- **The exercise**:
Copy the lines below word for word, keeping every character, number and mark unchanged.

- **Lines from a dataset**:
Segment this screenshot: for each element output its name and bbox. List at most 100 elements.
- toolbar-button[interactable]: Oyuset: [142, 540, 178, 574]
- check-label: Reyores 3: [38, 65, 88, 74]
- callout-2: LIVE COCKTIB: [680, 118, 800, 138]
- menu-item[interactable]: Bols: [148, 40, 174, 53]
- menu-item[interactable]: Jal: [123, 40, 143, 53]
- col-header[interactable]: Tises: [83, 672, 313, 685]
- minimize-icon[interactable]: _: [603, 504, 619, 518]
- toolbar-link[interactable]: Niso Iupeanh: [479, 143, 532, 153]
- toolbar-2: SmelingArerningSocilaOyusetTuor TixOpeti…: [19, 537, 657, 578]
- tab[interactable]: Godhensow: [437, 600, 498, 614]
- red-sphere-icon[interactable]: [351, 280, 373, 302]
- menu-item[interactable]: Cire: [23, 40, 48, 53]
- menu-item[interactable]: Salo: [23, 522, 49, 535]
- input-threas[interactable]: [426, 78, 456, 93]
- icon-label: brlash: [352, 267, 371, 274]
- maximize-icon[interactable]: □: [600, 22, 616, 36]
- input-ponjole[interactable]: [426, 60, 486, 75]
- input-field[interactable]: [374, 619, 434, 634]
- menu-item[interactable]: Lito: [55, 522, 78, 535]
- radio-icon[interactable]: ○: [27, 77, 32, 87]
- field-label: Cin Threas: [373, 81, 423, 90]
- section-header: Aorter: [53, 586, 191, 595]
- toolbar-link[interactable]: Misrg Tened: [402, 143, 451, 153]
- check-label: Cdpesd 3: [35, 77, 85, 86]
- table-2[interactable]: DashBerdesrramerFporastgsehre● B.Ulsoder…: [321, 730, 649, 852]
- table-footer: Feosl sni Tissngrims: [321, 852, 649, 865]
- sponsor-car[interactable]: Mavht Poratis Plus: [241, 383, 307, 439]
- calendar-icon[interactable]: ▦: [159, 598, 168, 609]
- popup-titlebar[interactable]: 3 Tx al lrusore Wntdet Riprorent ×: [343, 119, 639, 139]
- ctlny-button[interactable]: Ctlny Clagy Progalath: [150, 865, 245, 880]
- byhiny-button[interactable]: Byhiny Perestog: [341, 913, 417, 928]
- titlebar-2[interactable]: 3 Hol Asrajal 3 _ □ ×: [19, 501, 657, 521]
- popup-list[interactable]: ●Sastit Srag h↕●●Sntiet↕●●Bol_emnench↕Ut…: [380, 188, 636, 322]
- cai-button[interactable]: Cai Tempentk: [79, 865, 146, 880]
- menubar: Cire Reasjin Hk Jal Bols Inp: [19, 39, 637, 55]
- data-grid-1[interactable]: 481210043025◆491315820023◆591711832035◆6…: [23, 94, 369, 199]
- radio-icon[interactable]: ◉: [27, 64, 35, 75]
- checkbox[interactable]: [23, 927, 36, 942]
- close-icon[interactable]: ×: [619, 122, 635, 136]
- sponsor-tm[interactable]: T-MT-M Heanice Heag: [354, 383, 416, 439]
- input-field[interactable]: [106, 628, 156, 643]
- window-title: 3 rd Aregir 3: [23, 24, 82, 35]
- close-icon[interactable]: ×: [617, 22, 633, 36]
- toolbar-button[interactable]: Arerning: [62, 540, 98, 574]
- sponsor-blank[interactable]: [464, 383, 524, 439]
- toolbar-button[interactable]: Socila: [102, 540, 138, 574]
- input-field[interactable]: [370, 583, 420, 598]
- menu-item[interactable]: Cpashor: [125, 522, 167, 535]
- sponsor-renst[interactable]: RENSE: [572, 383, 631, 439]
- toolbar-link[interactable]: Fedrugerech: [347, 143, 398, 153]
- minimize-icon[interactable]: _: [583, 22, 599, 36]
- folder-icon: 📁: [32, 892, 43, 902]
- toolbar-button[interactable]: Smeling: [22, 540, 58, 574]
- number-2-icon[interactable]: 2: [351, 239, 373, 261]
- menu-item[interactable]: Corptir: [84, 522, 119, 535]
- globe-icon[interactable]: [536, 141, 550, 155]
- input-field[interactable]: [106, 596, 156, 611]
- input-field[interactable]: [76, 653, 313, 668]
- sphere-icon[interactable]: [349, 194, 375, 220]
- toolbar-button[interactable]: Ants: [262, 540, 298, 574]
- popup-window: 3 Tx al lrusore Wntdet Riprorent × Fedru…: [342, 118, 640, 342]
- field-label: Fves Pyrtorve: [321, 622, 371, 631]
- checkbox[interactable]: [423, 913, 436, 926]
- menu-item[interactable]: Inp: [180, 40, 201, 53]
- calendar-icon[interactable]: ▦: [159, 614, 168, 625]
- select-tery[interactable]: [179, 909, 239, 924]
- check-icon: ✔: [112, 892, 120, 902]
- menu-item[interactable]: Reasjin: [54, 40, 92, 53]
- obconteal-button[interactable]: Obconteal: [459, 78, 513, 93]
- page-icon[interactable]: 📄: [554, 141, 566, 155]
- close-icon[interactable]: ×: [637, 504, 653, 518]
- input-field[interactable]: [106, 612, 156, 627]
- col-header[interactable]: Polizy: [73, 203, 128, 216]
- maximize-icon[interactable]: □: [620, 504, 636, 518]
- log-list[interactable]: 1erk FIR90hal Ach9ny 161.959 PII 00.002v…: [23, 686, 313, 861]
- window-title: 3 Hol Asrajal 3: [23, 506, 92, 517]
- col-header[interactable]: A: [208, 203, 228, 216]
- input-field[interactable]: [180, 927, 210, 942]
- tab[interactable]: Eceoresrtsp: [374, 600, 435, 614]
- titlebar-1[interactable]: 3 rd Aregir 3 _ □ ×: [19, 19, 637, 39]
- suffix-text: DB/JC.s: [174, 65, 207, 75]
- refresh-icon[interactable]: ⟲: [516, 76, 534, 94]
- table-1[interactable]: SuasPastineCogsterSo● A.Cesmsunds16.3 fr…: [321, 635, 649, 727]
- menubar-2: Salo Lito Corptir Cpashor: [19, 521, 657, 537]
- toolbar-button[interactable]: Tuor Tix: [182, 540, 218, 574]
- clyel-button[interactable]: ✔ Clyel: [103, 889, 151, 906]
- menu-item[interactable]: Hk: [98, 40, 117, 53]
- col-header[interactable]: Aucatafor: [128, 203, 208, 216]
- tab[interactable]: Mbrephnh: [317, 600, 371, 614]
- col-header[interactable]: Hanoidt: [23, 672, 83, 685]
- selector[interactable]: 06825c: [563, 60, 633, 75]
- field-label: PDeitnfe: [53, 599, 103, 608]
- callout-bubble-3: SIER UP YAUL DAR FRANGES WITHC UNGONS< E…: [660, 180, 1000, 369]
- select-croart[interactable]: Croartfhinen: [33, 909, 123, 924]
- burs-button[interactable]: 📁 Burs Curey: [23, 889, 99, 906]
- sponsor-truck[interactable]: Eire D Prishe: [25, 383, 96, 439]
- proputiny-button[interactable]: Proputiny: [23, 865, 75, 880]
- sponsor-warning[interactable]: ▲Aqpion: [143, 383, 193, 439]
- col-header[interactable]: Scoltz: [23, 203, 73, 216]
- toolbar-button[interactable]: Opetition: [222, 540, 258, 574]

- **The result**:
Segment this screenshot: for each element output its name and bbox. List at most 100 elements.
- toolbar-button[interactable]: Oyuset: [142, 540, 178, 574]
- check-label: Reyores 3: [38, 65, 88, 74]
- callout-2: LIVE COCKTIB: [680, 118, 800, 138]
- menu-item[interactable]: Bols: [148, 40, 174, 53]
- menu-item[interactable]: Jal: [123, 40, 143, 53]
- col-header[interactable]: Tises: [83, 672, 313, 685]
- minimize-icon[interactable]: _: [603, 504, 619, 518]
- toolbar-link[interactable]: Niso Iupeanh: [479, 143, 532, 153]
- toolbar-2: SmelingArerningSocilaOyusetTuor TixOpeti…: [19, 537, 657, 578]
- tab[interactable]: Godhensow: [437, 600, 498, 614]
- red-sphere-icon[interactable]: [351, 280, 373, 302]
- menu-item[interactable]: Cire: [23, 40, 48, 53]
- menu-item[interactable]: Salo: [23, 522, 49, 535]
- input-threas[interactable]: [426, 78, 456, 93]
- icon-label: brlash: [352, 267, 371, 274]
- maximize-icon[interactable]: □: [600, 22, 616, 36]
- input-ponjole[interactable]: [426, 60, 486, 75]
- input-field[interactable]: [374, 619, 434, 634]
- menu-item[interactable]: Lito: [55, 522, 78, 535]
- radio-icon[interactable]: ○: [27, 77, 32, 87]
- field-label: Cin Threas: [373, 81, 423, 90]
- section-header: Aorter: [53, 586, 191, 595]
- toolbar-link[interactable]: Misrg Tened: [402, 143, 451, 153]
- check-label: Cdpesd 3: [35, 77, 85, 86]
- table-2[interactable]: DashBerdesrramerFporastgsehre● B.Ulsoder…: [321, 730, 649, 852]
- table-footer: Feosl sni Tissngrims: [321, 852, 649, 865]
- sponsor-car[interactable]: Mavht Poratis Plus: [241, 383, 307, 439]
- calendar-icon[interactable]: ▦: [159, 598, 168, 609]
- popup-titlebar[interactable]: 3 Tx al lrusore Wntdet Riprorent ×: [343, 119, 639, 139]
- ctlny-button[interactable]: Ctlny Clagy Progalath: [150, 865, 245, 880]
- byhiny-button[interactable]: Byhiny Perestog: [341, 913, 417, 928]
- titlebar-2[interactable]: 3 Hol Asrajal 3 _ □ ×: [19, 501, 657, 521]
- popup-list[interactable]: ●Sastit Srag h↕●●Sntiet↕●●Bol_emnench↕Ut…: [380, 188, 636, 322]
- cai-button[interactable]: Cai Tempentk: [79, 865, 146, 880]
- menubar: Cire Reasjin Hk Jal Bols Inp: [19, 39, 637, 55]
- data-grid-1[interactable]: 481210043025◆491315820023◆591711832035◆6…: [23, 94, 369, 199]
- radio-icon[interactable]: ◉: [27, 64, 35, 75]
- checkbox[interactable]: [23, 927, 36, 942]
- close-icon[interactable]: ×: [619, 122, 635, 136]
- sponsor-tm[interactable]: T-MT-M Heanice Heag: [354, 383, 416, 439]
- input-field[interactable]: [106, 628, 156, 643]
- window-title: 3 rd Aregir 3: [23, 24, 82, 35]
- close-icon[interactable]: ×: [617, 22, 633, 36]
- toolbar-button[interactable]: Arerning: [62, 540, 98, 574]
- sponsor-blank[interactable]: [464, 383, 524, 439]
- toolbar-button[interactable]: Socila: [102, 540, 138, 574]
- input-field[interactable]: [370, 583, 420, 598]
- menu-item[interactable]: Cpashor: [125, 522, 167, 535]
- sponsor-renst[interactable]: RENSE: [572, 383, 631, 439]
- toolbar-link[interactable]: Fedrugerech: [347, 143, 398, 153]
- minimize-icon[interactable]: _: [583, 22, 599, 36]
- folder-icon: 📁: [32, 892, 43, 902]
- toolbar-button[interactable]: Smeling: [22, 540, 58, 574]
- number-2-icon[interactable]: 2: [351, 239, 373, 261]
- menu-item[interactable]: Corptir: [84, 522, 119, 535]
- globe-icon[interactable]: [536, 141, 550, 155]
- input-field[interactable]: [106, 596, 156, 611]
- input-field[interactable]: [76, 653, 313, 668]
- sphere-icon[interactable]: [349, 194, 375, 220]
- toolbar-button[interactable]: Ants: [262, 540, 298, 574]
- popup-window: 3 Tx al lrusore Wntdet Riprorent × Fedru…: [342, 118, 640, 342]
- field-label: Fves Pyrtorve: [321, 622, 371, 631]
- checkbox[interactable]: [423, 913, 436, 926]
- menu-item[interactable]: Inp: [180, 40, 201, 53]
- calendar-icon[interactable]: ▦: [159, 614, 168, 625]
- select-tery[interactable]: [179, 909, 239, 924]
- check-icon: ✔: [112, 892, 120, 902]
- menu-item[interactable]: Reasjin: [54, 40, 92, 53]
- obconteal-button[interactable]: Obconteal: [459, 78, 513, 93]
- page-icon[interactable]: 📄: [554, 141, 566, 155]
- close-icon[interactable]: ×: [637, 504, 653, 518]
- input-field[interactable]: [106, 612, 156, 627]
- col-header[interactable]: Polizy: [73, 203, 128, 216]
- maximize-icon[interactable]: □: [620, 504, 636, 518]
- log-list[interactable]: 1erk FIR90hal Ach9ny 161.959 PII 00.002v…: [23, 686, 313, 861]
- window-title: 3 Hol Asrajal 3: [23, 506, 92, 517]
- col-header[interactable]: A: [208, 203, 228, 216]
- input-field[interactable]: [180, 927, 210, 942]
- tab[interactable]: Eceoresrtsp: [374, 600, 435, 614]
- titlebar-1[interactable]: 3 rd Aregir 3 _ □ ×: [19, 19, 637, 39]
- suffix-text: DB/JC.s: [174, 65, 207, 75]
- refresh-icon[interactable]: ⟲: [516, 76, 534, 94]
- table-1[interactable]: SuasPastineCogsterSo● A.Cesmsunds16.3 fr…: [321, 635, 649, 727]
- menubar-2: Salo Lito Corptir Cpashor: [19, 521, 657, 537]
- toolbar-button[interactable]: Tuor Tix: [182, 540, 218, 574]
- clyel-button[interactable]: ✔ Clyel: [103, 889, 151, 906]
- menu-item[interactable]: Hk: [98, 40, 117, 53]
- col-header[interactable]: Aucatafor: [128, 203, 208, 216]
- tab[interactable]: Mbrephnh: [317, 600, 371, 614]
- col-header[interactable]: Hanoidt: [23, 672, 83, 685]
- selector[interactable]: 06825c: [563, 60, 633, 75]
- field-label: PDeitnfe: [53, 599, 103, 608]
- callout-bubble-3: SIER UP YAUL DAR FRANGES WITHC UNGONS< E…: [660, 180, 1000, 369]
- select-croart[interactable]: Croartfhinen: [33, 909, 123, 924]
- burs-button[interactable]: 📁 Burs Curey: [23, 889, 99, 906]
- sponsor-truck[interactable]: Eire D Prishe: [25, 383, 96, 439]
- proputiny-button[interactable]: Proputiny: [23, 865, 75, 880]
- sponsor-warning[interactable]: ▲Aqpion: [143, 383, 193, 439]
- col-header[interactable]: Scoltz: [23, 203, 73, 216]
- toolbar-button[interactable]: Opetition: [222, 540, 258, 574]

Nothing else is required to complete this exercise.